**To do**
Only lines with the string "Fall" matter here; gather them from the material below.

**Given records**
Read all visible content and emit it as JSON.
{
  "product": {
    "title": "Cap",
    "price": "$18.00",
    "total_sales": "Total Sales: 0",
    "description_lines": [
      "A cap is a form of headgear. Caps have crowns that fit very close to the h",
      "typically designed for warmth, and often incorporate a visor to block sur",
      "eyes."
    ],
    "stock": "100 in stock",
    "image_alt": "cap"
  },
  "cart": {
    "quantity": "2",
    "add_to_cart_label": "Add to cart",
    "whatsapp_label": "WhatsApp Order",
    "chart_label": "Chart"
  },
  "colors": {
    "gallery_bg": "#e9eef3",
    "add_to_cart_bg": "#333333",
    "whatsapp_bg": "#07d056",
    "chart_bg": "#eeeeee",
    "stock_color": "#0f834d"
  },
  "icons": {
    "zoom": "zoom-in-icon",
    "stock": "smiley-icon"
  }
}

==

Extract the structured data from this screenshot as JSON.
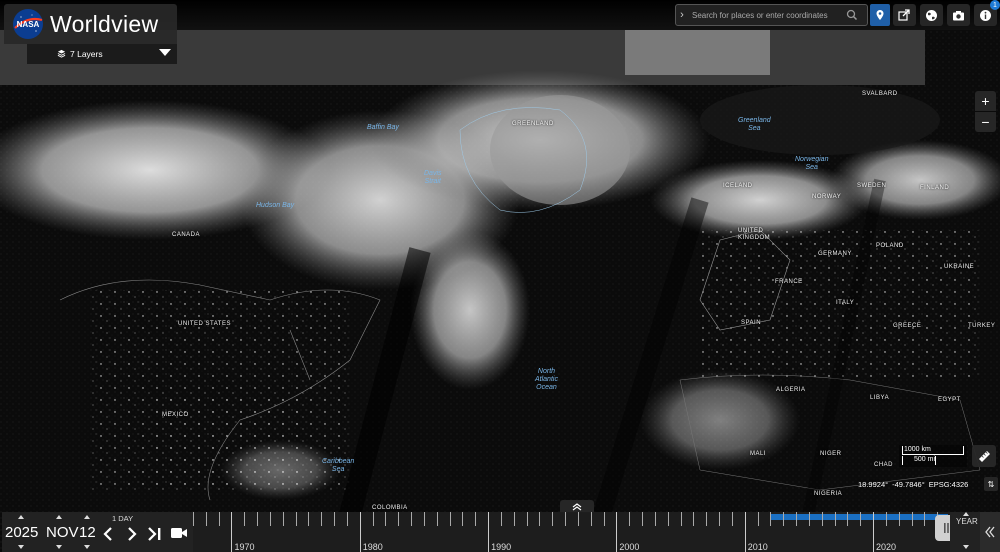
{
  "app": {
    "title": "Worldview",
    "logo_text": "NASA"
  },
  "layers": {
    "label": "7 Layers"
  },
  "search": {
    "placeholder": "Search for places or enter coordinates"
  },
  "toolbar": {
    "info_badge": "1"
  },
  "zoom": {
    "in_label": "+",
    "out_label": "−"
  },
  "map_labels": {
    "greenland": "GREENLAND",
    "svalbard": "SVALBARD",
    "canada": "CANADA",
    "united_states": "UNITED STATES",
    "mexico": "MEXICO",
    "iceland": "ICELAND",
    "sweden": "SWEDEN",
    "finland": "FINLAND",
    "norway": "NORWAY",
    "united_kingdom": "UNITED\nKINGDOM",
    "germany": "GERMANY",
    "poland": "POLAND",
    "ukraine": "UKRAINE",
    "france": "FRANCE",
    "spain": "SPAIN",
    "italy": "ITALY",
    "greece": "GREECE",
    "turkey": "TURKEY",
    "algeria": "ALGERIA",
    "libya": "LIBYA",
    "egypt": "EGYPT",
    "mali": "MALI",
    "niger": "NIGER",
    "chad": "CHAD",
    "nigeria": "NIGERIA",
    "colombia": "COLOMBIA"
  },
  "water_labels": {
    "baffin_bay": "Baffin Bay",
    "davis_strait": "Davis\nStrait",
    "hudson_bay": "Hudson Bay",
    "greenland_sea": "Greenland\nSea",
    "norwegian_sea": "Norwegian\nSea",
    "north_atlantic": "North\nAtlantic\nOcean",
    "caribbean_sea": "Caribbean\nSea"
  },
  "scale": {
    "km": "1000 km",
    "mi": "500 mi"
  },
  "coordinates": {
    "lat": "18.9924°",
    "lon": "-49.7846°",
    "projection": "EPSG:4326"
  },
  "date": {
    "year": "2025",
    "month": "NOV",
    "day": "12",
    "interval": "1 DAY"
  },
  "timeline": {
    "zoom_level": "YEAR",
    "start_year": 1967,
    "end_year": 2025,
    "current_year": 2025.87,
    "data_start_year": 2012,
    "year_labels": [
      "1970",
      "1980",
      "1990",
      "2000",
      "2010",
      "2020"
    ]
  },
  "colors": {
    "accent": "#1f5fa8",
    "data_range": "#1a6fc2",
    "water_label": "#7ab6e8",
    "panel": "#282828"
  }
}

...

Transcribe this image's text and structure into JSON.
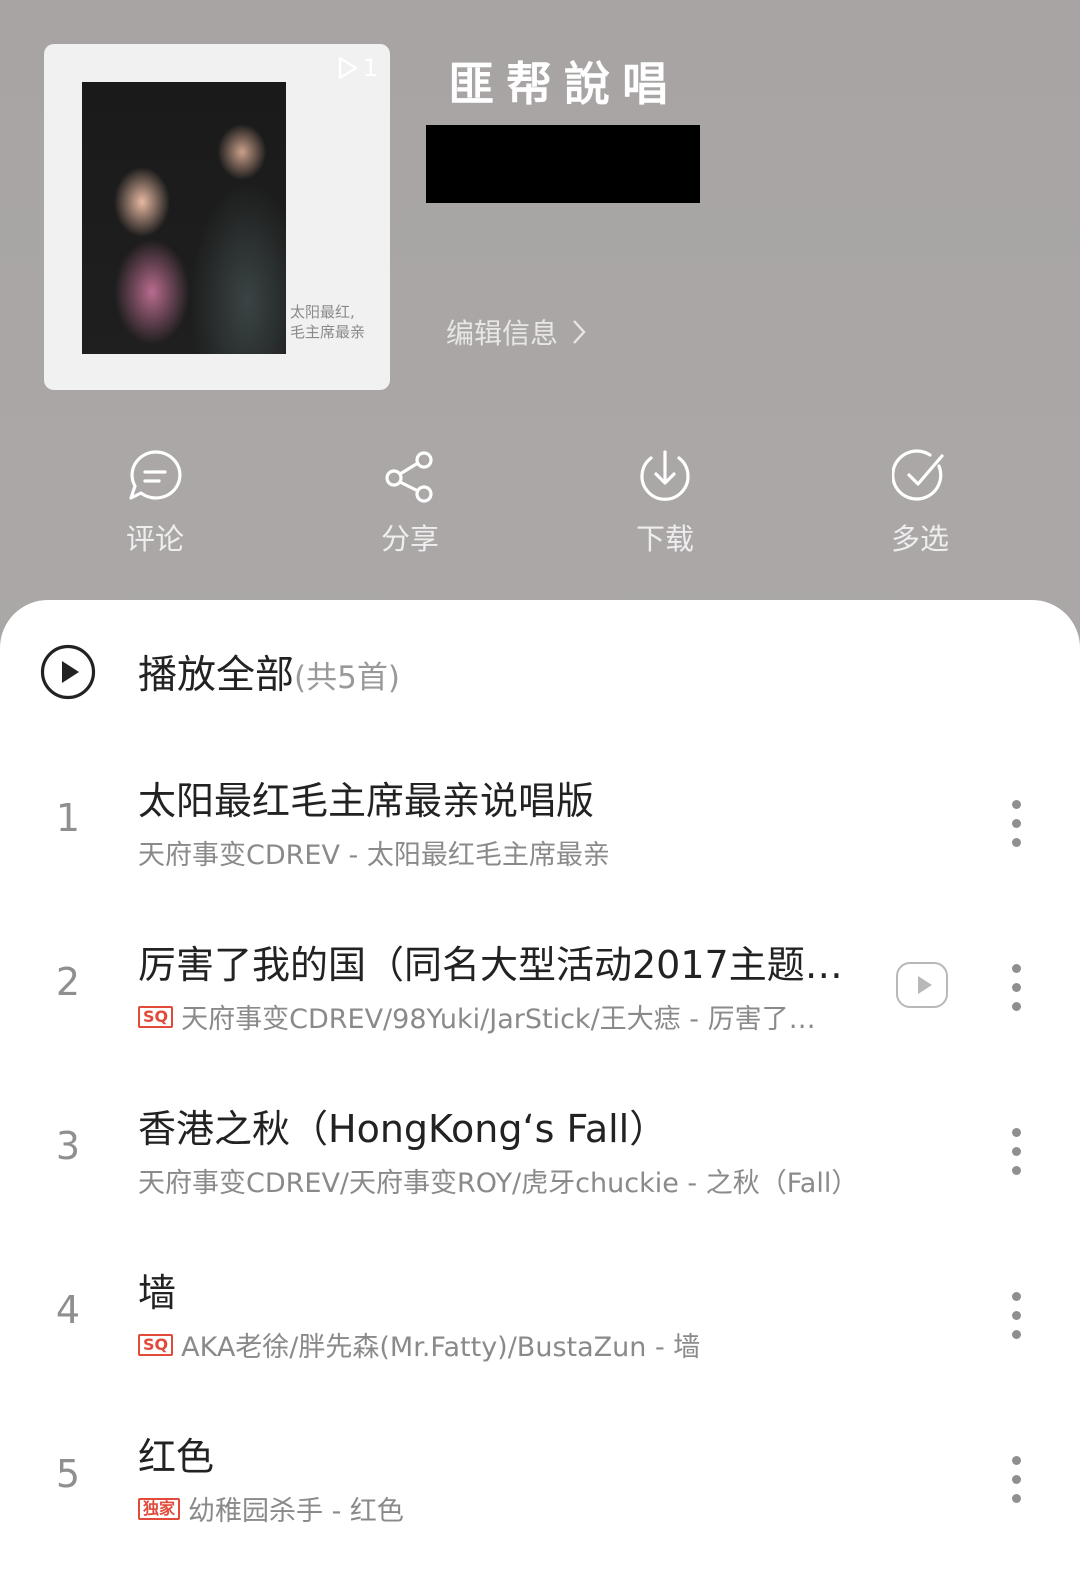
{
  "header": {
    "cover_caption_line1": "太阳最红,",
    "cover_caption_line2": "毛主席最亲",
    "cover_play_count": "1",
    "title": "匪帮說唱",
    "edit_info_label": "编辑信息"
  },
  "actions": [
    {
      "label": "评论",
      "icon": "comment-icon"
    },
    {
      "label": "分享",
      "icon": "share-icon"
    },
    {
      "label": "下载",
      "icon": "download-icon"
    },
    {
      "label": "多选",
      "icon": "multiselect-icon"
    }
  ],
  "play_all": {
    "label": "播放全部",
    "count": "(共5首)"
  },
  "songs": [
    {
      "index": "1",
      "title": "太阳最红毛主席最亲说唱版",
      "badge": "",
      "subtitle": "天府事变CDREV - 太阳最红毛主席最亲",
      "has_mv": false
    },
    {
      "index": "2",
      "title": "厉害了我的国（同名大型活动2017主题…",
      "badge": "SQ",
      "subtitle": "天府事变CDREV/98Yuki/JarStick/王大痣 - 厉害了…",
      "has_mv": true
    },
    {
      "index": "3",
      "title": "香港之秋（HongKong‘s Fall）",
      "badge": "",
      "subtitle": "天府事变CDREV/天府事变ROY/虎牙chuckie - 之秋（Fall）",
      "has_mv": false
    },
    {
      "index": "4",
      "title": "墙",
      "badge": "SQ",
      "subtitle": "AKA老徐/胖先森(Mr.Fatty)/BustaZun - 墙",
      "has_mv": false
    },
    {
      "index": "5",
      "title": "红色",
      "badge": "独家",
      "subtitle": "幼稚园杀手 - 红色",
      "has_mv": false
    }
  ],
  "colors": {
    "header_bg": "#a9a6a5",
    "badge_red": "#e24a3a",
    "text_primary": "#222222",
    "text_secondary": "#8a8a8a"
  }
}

**Result of the task**
      "title": "香港之秋（HongKong‘s Fall）",
      "subtitle": "天府事变CDREV/天府事变ROY/虎牙chuckie - 之秋（Fall）",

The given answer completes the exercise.